The exercise
Rewrite the lines beginning at the line that has "chat-bubble-icon [142,1091,152,1103]" and ending after the line that has "search-button[interactable]: Search [486,96,608,117]", changing "Admin panel" to "Dashboard" and keeping everything else the same.

* * * * *

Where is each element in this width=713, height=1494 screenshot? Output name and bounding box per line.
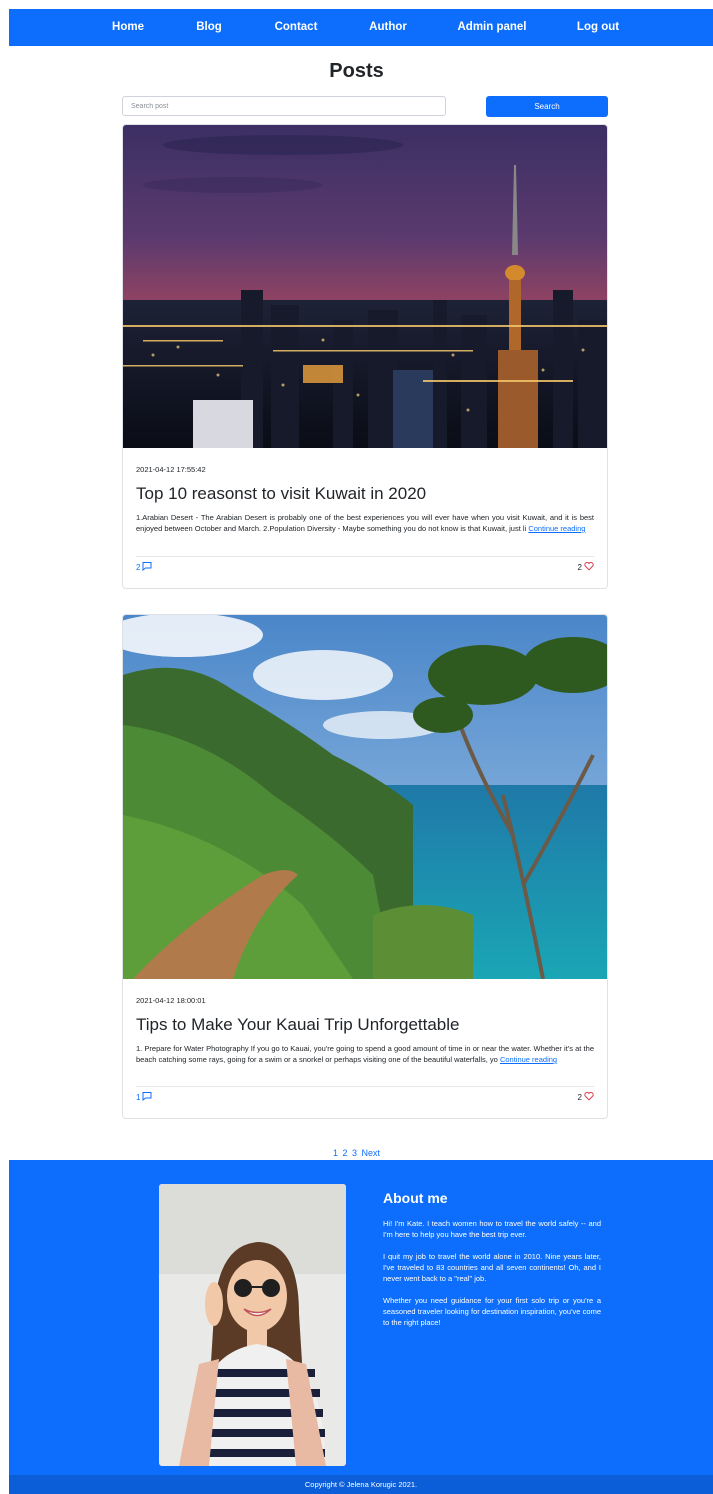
chat-bubble-icon [142,1091,152,1103]
likes-count-value: 2 [577,1092,582,1102]
card-divider [136,556,594,557]
post-date: 2021-04-12 18:00:01 [136,996,206,1005]
nav-admin-panel-link[interactable]: Admin panel [457,9,526,46]
page-link-2[interactable]: 2 [342,1148,347,1158]
about-paragraph: Hi! I'm Kate. I teach women how to trave… [383,1219,601,1239]
comments-count-value: 2 [136,562,141,572]
likes-count[interactable]: 2 [578,1091,594,1103]
search-button[interactable]: Search [486,96,608,117]
post-excerpt: 1. Prepare for Water Photography If you … [136,1043,594,1065]
page-title: Posts [329,60,384,82]
nav-blog-link[interactable]: Blog [196,9,222,46]
post-card: 2021-04-12 17:55:42 Top 10 reasonst to v… [122,124,608,589]
nav-contact-link[interactable]: Contact [275,9,318,46]
heart-icon [584,561,594,573]
about-paragraph: I quit my job to travel the world alone … [383,1252,601,1283]
author-photo [159,1184,346,1466]
next-page-link[interactable]: Next [362,1148,381,1158]
comments-count[interactable]: 2 [136,561,152,573]
nav-home-link[interactable]: Home [112,9,144,46]
post-title[interactable]: Top 10 reasonst to visit Kuwait in 2020 [136,484,594,504]
chat-bubble-icon [142,561,152,573]
post-image-kauai[interactable] [123,615,607,979]
nav-logout-link[interactable]: Log out [577,9,619,46]
continue-reading-link[interactable]: Continue reading [500,1055,557,1064]
post-card: 2021-04-12 18:00:01 Tips to Make Your Ka… [122,614,608,1119]
page-link-1[interactable]: 1 [333,1148,338,1158]
page-link-3[interactable]: 3 [352,1148,357,1158]
about-section: About me Hi! I'm Kate. I teach women how… [9,1160,713,1475]
card-divider [136,1086,594,1087]
about-title: About me [383,1190,448,1206]
continue-reading-link[interactable]: Continue reading [528,524,585,533]
post-date: 2021-04-12 17:55:42 [136,465,206,474]
likes-count-value: 2 [577,562,582,572]
heart-icon [584,1091,594,1103]
pagination: 1 2 3 Next [0,1148,713,1158]
about-paragraph: Whether you need guidance for your first… [383,1296,601,1327]
post-excerpt-text: 1.Arabian Desert - The Arabian Desert is… [136,513,594,533]
copyright: Copyright © Jelena Korugic 2021. [9,1475,713,1494]
about-text: Hi! I'm Kate. I teach women how to trave… [383,1218,601,1339]
comments-count-value: 1 [136,1092,141,1102]
search-input[interactable] [122,96,446,116]
likes-count[interactable]: 2 [578,561,594,573]
post-title[interactable]: Tips to Make Your Kauai Trip Unforgettab… [136,1015,594,1035]
post-image-kuwait-city[interactable] [123,125,607,448]
navbar: Home Blog Contact Author Admin panel Log… [9,9,713,46]
nav-author-link[interactable]: Author [369,9,407,46]
post-excerpt: 1.Arabian Desert - The Arabian Desert is… [136,512,594,534]
comments-count[interactable]: 1 [136,1091,152,1103]
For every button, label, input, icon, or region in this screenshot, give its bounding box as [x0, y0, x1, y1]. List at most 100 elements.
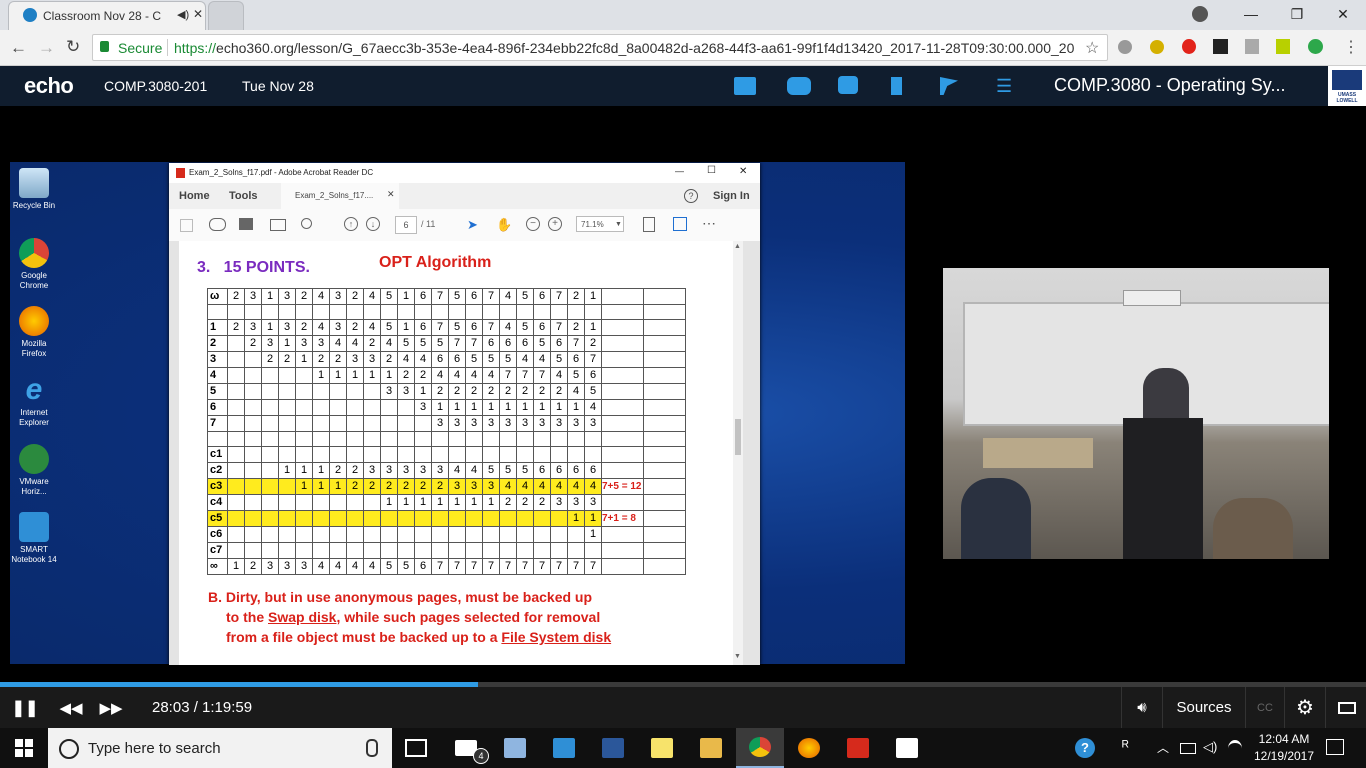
close-tab-icon[interactable]: ✕	[193, 7, 203, 21]
action-center-icon[interactable]	[1326, 739, 1344, 755]
acrobat-document-tab[interactable]: Exam_2_Solns_f17.... ✕	[281, 183, 399, 209]
taskbar-firefox[interactable]	[785, 728, 833, 768]
hand-tool-icon[interactable]: ✋	[496, 217, 512, 233]
pdf-viewport[interactable]: 3. 15 POINTS. OPT Algorithm ω23132432451…	[169, 241, 760, 665]
pdf-scrollbar[interactable]: ▲ ▼	[733, 241, 743, 665]
scroll-down-icon[interactable]: ▼	[734, 653, 741, 660]
taskbar-search-box[interactable]: Type here to search	[48, 728, 392, 768]
acrobat-home-tab[interactable]: Home	[179, 190, 210, 202]
layout-button[interactable]	[1325, 687, 1366, 728]
speaker-icon[interactable]: ◁)	[1203, 739, 1217, 755]
scroll-mode-icon[interactable]	[673, 217, 687, 231]
echo-logo[interactable]: echo	[24, 73, 74, 99]
rewind-button[interactable]: ◀◀	[50, 687, 92, 728]
acrobat-close-icon[interactable]: ✕	[739, 166, 747, 177]
save-icon[interactable]	[180, 219, 193, 232]
taskbar-3d-app[interactable]	[491, 728, 539, 768]
close-document-tab-icon[interactable]: ✕	[387, 189, 395, 200]
help-tray-icon[interactable]: ?	[1075, 738, 1095, 758]
profile-icon[interactable]	[1192, 6, 1208, 22]
extension-icon[interactable]	[1276, 39, 1290, 54]
scroll-thumb[interactable]	[735, 419, 741, 455]
scroll-up-icon[interactable]: ▲	[734, 243, 741, 250]
address-bar[interactable]: Secure https://echo360.org/lesson/G_67ae…	[92, 34, 1108, 61]
select-pointer-icon[interactable]: ➤	[467, 217, 478, 233]
minimize-button[interactable]: —	[1228, 0, 1274, 28]
browser-tab[interactable]: Classroom Nov 28 - C ◀) ✕	[8, 1, 206, 30]
table-cell: 1	[397, 494, 415, 511]
email-icon[interactable]	[270, 219, 286, 231]
battery-icon[interactable]	[1180, 743, 1196, 754]
table-cell: 7	[499, 367, 517, 384]
taskbar-acrobat[interactable]	[834, 728, 882, 768]
table-cell: 4	[329, 335, 347, 352]
back-icon[interactable]: ←	[10, 38, 27, 58]
sources-button[interactable]: Sources	[1162, 687, 1245, 728]
notes-icon[interactable]	[734, 77, 756, 95]
table-cell	[207, 304, 228, 320]
zoom-out-icon[interactable]: −	[526, 217, 540, 231]
flag-icon[interactable]	[940, 77, 958, 95]
chrome-menu-icon[interactable]: ⋮	[1343, 37, 1359, 57]
acrobat-minimize-icon[interactable]: —	[675, 166, 684, 176]
help-icon[interactable]: ?	[684, 189, 698, 203]
table-cell: 5	[499, 462, 517, 479]
taskbar-word[interactable]	[589, 728, 637, 768]
microphone-icon[interactable]	[366, 739, 378, 757]
new-tab-button[interactable]	[208, 1, 244, 30]
upload-cloud-icon[interactable]	[209, 218, 226, 231]
fit-page-icon[interactable]	[643, 217, 655, 232]
clock-date[interactable]: 12/19/2017	[1252, 749, 1316, 763]
taskbar-photos[interactable]	[883, 728, 931, 768]
extension-icon[interactable]	[1150, 40, 1164, 54]
extension-icon[interactable]	[1213, 39, 1228, 54]
acrobat-tools-tab[interactable]: Tools	[229, 190, 258, 202]
print-icon[interactable]	[239, 218, 253, 230]
settings-button[interactable]: ⚙	[1284, 687, 1325, 728]
extension-icon[interactable]	[1308, 39, 1323, 54]
table-cell	[643, 558, 686, 575]
volume-button[interactable]: 🔊︎	[1121, 687, 1162, 728]
fast-forward-button[interactable]: ▶▶	[90, 687, 132, 728]
extension-icon[interactable]	[1118, 40, 1132, 54]
pause-button[interactable]: ❚❚	[4, 687, 46, 728]
forward-icon[interactable]: →	[38, 38, 55, 58]
acrobat-maximize-icon[interactable]: ☐	[707, 165, 716, 176]
taskbar-file-explorer[interactable]	[687, 728, 735, 768]
wifi-icon[interactable]	[1228, 740, 1242, 757]
restore-button[interactable]: ❐	[1274, 0, 1320, 28]
search-icon[interactable]	[301, 218, 312, 229]
chevron-up-icon[interactable]: ︿	[1157, 739, 1169, 756]
next-page-icon[interactable]: ↓	[366, 217, 380, 231]
sign-in-link[interactable]: Sign In	[713, 190, 750, 202]
bookmark-icon[interactable]	[891, 77, 902, 95]
extension-icon[interactable]	[1182, 39, 1196, 54]
table-cell: 2	[295, 319, 313, 336]
chrome-icon	[749, 737, 771, 757]
table-cell: 7	[550, 558, 568, 575]
start-button[interactable]	[0, 728, 48, 768]
taskbar-chrome[interactable]	[736, 728, 784, 768]
close-window-button[interactable]: ✕	[1320, 0, 1366, 28]
taskbar-mail[interactable]: 4	[442, 728, 490, 768]
zoom-select[interactable]: 71.1% ▼	[576, 216, 624, 232]
taskbar-sticky-notes[interactable]	[638, 728, 686, 768]
people-icon[interactable]: ᴿ	[1122, 738, 1129, 755]
extension-icon[interactable]	[1245, 39, 1259, 54]
question-icon[interactable]	[838, 76, 858, 94]
zoom-in-icon[interactable]: +	[548, 217, 562, 231]
discussion-icon[interactable]	[787, 77, 811, 95]
table-cell: 7	[550, 319, 568, 336]
closed-captions-button[interactable]: CC	[1245, 687, 1284, 728]
prev-page-icon[interactable]: ↑	[344, 217, 358, 231]
reload-icon[interactable]: ↻	[66, 37, 80, 57]
list-icon[interactable]: ☰	[996, 77, 1012, 95]
clock-time[interactable]: 12:04 AM	[1254, 732, 1314, 746]
table-cell	[643, 383, 686, 400]
task-view-button[interactable]	[392, 728, 440, 768]
more-tools-icon[interactable]: ⋯	[702, 215, 716, 232]
bookmark-star-icon[interactable]: ☆	[1085, 38, 1099, 58]
taskbar-smart-notebook[interactable]	[540, 728, 588, 768]
desktop-icon-label: Google Chrome	[19, 271, 49, 290]
page-number-input[interactable]: 6	[395, 216, 417, 234]
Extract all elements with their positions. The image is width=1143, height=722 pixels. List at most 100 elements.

* * * * *

The completed task
chat-bubble-icon [142,1091,152,1103]
likes-count-value: 2 [577,1092,582,1102]
card-divider [136,556,594,557]
post-date: 2021-04-12 18:00:01 [136,996,206,1005]
nav-admin-panel-link[interactable]: Dashboard [457,9,526,46]
page-link-2[interactable]: 2 [342,1148,347,1158]
about-paragraph: Hi! I'm Kate. I teach women how to trave… [383,1219,601,1239]
comments-count-value: 2 [136,562,141,572]
likes-count[interactable]: 2 [578,1091,594,1103]
search-button[interactable]: Search [486,96,608,117]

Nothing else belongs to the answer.